Your goal → Reproduce the listing verbatim.

Source data →
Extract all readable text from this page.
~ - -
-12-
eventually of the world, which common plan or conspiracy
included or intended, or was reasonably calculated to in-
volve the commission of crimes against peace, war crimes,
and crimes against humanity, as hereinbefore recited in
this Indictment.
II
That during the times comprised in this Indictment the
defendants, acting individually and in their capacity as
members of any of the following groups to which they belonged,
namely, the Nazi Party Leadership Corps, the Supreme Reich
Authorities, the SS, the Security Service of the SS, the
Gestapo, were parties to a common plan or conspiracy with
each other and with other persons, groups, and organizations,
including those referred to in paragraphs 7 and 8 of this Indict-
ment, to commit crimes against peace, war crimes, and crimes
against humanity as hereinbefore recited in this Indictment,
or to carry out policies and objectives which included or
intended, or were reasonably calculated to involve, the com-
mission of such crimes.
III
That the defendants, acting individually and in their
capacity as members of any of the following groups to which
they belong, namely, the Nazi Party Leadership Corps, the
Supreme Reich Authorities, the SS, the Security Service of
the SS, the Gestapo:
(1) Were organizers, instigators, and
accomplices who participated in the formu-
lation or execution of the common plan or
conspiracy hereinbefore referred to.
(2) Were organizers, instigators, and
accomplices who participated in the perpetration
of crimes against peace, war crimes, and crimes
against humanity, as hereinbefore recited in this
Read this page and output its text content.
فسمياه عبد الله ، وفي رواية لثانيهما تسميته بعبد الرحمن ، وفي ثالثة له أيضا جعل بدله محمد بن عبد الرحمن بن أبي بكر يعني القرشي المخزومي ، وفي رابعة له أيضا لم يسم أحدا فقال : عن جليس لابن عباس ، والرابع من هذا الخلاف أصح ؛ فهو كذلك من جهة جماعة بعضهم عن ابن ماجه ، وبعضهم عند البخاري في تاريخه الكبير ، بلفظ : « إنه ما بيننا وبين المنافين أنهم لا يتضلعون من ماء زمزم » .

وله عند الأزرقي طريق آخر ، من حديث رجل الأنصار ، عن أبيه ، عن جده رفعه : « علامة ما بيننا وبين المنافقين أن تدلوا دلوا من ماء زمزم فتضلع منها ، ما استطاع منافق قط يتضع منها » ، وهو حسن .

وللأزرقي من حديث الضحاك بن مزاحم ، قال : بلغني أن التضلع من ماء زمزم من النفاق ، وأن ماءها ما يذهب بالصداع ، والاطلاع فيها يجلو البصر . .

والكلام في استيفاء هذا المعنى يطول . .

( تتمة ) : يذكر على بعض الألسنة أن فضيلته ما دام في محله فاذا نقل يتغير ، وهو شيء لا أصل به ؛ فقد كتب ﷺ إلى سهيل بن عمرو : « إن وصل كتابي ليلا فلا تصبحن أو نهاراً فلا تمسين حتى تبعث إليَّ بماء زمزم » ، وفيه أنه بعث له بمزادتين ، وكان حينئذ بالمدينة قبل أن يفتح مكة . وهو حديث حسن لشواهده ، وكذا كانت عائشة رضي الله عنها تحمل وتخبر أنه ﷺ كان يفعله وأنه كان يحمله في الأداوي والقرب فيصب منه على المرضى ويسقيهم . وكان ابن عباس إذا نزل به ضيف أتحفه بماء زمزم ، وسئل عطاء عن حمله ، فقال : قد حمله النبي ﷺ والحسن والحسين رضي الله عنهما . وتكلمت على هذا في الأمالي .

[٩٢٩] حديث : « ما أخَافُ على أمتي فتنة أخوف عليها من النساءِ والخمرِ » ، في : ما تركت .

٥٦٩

Exercise response →
Extract all readable text from this page.
~ - -
-12-
eventually of the world, which common plan or conspiracy
included or intended, or was reasonably calculated to in-
volve the commission of crimes against peace, war crimes,
and crimes against humanity, as hereinbefore recited in
this Indictment.
II
That during the times comprised in this Indictment the
defendants, acting individually and in their capacity as
members of any of the following groups to which they belonged,
namely, the Nazi Party Leadership Corps, the Supreme Reich
Authorities, the SS, the Security Service of the SS, the
Gestapo, were parties to a common plan or conspiracy with
each other and with other persons, groups, and organizations,
including those referred to in paragraphs 7 and 8 of this Indict-
ment, to commit crimes against peace, war crimes, and crimes
against humanity as hereinbefore recited in this Indictment,
or to carry out policies and objectives which included or
intended, or were reasonably calculated to involve, the com-
mission of such crimes.
III
That the defendants, acting individually and in their
capacity as members of any of the following groups to which
they belong, namely, the Nazi Party Leadership Corps, the
Supreme Reich Authorities, the SS, the Security Service of
the SS, the Gestapo:
(1) Were organizers, instigators, and
accomplices who participated in the formu-
lation or execution of the common plan or
conspiracy hereinbefore referred to.
(2) Were organizers, instigators, and
accomplices who participated in the perpetration
of crimes against peace, war crimes, and crimes
against humanity, as hereinbefore recited in this
Read this page and output its text content.
فسمياه عبد الله ، وفي رواية لثانيهما تسميته بعبد الرحمن ، وفي ثالثة له أيضا جعل بدله محمد بن عبد الرحمن بن أبي بكر يعني القرشي المخزومي ، وفي رابعة له أيضا لم يسم أحدا فقال : عن جليس لابن عباس ، والرابع من هذا الخلاف أصح ؛ فهو كذلك من جهة جماعة بعضهم عن ابن ماجه ، وبعضهم عند البخاري في تاريخه الكبير ، بلفظ : « إنه ما بيننا وبين المنافين أنهم لا يتضلعون من ماء زمزم » .

وله عند الأزرقي طريق آخر ، من حديث رجل الأنصار ، عن أبيه ، عن جده رفعه : « علامة ما بيننا وبين المنافقين أن تدلوا دلوا من ماء زمزم فتضلع منها ، ما استطاع منافق قط يتضع منها » ، وهو حسن .

وللأزرقي من حديث الضحاك بن مزاحم ، قال : بلغني أن التضلع من ماء زمزم من النفاق ، وأن ماءها ما يذهب بالصداع ، والاطلاع فيها يجلو البصر . .

والكلام في استيفاء هذا المعنى يطول . .

( تتمة ) : يذكر على بعض الألسنة أن فضيلته ما دام في محله فاذا نقل يتغير ، وهو شيء لا أصل به ؛ فقد كتب ﷺ إلى سهيل بن عمرو : « إن وصل كتابي ليلا فلا تصبحن أو نهاراً فلا تمسين حتى تبعث إليَّ بماء زمزم » ، وفيه أنه بعث له بمزادتين ، وكان حينئذ بالمدينة قبل أن يفتح مكة . وهو حديث حسن لشواهده ، وكذا كانت عائشة رضي الله عنها تحمل وتخبر أنه ﷺ كان يفعله وأنه كان يحمله في الأداوي والقرب فيصب منه على المرضى ويسقيهم . وكان ابن عباس إذا نزل به ضيف أتحفه بماء زمزم ، وسئل عطاء عن حمله ، فقال : قد حمله النبي ﷺ والحسن والحسين رضي الله عنهما . وتكلمت على هذا في الأمالي .

[٩٢٩] حديث : « ما أخَافُ على أمتي فتنة أخوف عليها من النساءِ والخمرِ » ، في : ما تركت .

٥٦٩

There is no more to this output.